Each line of the data that includes the string "text" is to be copied out.

— start Records —

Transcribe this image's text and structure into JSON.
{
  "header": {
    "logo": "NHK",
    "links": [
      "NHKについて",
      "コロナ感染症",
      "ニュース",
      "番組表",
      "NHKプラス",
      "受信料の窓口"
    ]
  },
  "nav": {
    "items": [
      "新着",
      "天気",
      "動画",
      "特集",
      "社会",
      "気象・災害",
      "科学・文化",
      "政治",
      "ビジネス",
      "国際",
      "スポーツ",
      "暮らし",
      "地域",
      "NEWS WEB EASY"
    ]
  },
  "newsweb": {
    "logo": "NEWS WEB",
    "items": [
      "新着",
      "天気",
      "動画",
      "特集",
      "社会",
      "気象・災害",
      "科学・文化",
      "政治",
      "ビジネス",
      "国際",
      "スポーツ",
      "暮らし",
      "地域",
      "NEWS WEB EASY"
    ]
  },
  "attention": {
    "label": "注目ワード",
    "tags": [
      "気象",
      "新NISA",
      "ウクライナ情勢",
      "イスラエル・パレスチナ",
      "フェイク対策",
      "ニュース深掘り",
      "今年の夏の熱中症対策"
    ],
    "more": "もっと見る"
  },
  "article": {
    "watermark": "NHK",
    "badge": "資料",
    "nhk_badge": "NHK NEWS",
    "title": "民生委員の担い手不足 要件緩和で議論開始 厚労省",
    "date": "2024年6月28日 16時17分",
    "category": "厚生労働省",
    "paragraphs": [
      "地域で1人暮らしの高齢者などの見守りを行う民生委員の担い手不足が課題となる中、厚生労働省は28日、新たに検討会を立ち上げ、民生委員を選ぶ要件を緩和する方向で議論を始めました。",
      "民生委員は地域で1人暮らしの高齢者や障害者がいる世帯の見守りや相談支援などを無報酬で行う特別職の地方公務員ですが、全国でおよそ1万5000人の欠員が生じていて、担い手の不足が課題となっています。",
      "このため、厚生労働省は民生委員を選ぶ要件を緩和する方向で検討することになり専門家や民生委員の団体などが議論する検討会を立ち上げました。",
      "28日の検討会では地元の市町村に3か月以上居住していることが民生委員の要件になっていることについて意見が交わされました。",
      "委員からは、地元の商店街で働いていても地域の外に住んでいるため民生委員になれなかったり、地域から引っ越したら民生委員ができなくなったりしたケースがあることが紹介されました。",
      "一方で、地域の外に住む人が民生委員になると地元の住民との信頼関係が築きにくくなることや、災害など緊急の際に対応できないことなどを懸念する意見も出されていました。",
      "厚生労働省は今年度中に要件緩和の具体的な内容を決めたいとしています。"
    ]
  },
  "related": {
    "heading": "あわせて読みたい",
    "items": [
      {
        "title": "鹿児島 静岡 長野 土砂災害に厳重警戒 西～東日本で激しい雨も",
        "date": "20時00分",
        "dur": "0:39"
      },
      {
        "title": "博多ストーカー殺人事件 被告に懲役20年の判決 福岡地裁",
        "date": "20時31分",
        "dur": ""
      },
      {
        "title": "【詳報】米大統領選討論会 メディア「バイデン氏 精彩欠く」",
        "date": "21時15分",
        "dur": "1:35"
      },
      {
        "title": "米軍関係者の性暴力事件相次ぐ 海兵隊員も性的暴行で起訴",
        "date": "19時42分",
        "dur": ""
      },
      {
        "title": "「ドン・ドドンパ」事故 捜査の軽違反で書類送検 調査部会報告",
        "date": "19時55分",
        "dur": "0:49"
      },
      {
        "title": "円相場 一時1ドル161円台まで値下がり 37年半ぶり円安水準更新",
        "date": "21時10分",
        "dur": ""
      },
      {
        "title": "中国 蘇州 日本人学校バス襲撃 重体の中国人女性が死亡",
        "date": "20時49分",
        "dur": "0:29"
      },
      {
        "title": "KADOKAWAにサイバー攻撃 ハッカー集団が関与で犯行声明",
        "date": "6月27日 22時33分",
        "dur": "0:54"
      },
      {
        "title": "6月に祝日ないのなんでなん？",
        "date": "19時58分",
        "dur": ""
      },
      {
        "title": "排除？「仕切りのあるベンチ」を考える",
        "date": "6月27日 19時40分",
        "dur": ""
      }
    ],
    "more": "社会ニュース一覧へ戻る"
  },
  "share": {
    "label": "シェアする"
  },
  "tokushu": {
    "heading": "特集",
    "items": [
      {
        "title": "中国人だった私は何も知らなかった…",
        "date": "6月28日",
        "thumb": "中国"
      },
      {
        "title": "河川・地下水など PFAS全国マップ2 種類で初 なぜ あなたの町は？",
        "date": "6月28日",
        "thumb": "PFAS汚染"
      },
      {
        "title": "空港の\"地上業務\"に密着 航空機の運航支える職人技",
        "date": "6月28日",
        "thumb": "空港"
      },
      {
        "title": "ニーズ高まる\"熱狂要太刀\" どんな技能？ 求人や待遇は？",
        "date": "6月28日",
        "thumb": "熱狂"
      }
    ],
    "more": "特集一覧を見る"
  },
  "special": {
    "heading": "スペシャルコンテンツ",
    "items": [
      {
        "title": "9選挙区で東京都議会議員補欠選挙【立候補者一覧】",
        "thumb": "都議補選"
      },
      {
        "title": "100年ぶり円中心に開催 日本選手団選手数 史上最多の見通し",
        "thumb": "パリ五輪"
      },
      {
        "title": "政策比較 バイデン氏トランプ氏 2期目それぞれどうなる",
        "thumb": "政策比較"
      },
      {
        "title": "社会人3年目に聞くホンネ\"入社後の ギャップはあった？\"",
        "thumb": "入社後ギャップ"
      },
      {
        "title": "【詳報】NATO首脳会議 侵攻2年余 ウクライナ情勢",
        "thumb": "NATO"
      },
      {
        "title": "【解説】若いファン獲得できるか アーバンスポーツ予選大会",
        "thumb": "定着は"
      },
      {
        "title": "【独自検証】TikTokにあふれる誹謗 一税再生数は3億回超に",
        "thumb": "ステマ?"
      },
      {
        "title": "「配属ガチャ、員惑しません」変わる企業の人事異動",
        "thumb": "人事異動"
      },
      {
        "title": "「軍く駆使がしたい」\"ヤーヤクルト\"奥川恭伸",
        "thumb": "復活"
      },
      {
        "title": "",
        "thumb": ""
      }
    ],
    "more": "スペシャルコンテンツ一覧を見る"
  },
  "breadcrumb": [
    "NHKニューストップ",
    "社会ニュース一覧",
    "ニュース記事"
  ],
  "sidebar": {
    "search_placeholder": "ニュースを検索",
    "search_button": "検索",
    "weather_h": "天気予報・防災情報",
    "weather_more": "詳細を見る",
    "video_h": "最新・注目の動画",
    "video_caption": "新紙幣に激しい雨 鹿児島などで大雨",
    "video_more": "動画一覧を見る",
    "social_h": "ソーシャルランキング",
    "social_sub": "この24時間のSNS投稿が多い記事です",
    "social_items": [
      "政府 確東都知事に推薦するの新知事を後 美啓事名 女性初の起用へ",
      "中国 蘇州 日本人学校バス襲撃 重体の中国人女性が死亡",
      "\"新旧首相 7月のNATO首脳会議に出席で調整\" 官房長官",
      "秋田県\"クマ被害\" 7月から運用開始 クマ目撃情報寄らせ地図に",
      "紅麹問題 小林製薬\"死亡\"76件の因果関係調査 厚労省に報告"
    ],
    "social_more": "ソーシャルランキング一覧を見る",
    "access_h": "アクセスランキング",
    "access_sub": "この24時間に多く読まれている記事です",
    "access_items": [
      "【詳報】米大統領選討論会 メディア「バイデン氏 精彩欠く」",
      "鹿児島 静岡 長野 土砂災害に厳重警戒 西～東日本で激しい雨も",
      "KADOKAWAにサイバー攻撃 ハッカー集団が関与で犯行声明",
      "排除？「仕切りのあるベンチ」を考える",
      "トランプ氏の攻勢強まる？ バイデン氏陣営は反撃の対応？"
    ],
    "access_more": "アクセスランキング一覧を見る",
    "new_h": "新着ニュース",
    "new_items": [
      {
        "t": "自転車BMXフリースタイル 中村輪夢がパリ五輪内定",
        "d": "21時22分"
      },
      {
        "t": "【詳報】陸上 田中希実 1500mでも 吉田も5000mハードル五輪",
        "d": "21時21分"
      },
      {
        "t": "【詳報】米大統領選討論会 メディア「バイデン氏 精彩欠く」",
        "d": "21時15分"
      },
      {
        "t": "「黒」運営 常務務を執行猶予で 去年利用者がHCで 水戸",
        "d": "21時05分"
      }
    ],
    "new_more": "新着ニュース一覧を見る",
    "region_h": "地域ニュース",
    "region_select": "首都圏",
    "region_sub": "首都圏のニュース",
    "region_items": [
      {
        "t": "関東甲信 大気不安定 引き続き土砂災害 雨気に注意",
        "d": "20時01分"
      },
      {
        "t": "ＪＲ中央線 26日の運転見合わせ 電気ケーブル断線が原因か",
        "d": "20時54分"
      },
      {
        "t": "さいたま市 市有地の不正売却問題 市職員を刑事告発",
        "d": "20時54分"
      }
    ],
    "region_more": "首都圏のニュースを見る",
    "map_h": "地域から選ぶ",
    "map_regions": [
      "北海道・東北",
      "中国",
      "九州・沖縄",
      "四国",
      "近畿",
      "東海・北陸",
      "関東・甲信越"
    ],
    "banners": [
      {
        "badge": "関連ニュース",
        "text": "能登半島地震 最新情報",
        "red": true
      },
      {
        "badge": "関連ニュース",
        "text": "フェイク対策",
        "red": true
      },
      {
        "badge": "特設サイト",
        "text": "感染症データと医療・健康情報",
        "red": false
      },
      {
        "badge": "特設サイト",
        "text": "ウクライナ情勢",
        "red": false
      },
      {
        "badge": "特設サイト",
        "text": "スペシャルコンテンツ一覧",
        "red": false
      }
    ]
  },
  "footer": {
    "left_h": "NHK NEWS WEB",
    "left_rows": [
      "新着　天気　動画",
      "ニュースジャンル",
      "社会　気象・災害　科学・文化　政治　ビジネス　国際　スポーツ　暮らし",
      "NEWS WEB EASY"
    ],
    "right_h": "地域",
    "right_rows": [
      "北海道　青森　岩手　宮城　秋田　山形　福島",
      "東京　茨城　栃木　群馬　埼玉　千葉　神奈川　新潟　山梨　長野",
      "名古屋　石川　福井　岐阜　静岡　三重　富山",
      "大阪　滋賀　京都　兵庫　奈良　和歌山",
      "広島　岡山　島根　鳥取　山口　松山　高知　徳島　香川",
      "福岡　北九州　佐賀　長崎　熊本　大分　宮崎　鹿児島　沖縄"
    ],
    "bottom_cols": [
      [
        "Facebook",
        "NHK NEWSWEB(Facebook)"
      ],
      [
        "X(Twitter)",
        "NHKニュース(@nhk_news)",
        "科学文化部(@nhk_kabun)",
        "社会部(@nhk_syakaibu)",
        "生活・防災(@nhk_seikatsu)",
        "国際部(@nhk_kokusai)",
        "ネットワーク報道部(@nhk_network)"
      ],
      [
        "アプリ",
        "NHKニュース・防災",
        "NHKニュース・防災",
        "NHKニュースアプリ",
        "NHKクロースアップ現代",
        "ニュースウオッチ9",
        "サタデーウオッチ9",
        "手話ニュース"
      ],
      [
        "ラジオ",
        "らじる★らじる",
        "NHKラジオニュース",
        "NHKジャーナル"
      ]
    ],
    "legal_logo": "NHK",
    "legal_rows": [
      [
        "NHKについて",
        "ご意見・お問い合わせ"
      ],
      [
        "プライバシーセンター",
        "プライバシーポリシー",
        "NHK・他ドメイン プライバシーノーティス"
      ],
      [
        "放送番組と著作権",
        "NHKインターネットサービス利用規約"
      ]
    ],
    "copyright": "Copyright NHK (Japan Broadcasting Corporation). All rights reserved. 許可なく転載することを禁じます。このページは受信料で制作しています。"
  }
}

— end Records —

[Reply to the exercise]
Transcribe this image's text and structure into JSON.
        "text": "能登半島地震 最新情報",
        "text": "フェイク対策",
        "text": "感染症データと医療・健康情報",
        "text": "ウクライナ情勢",
        "text": "スペシャルコンテンツ一覧",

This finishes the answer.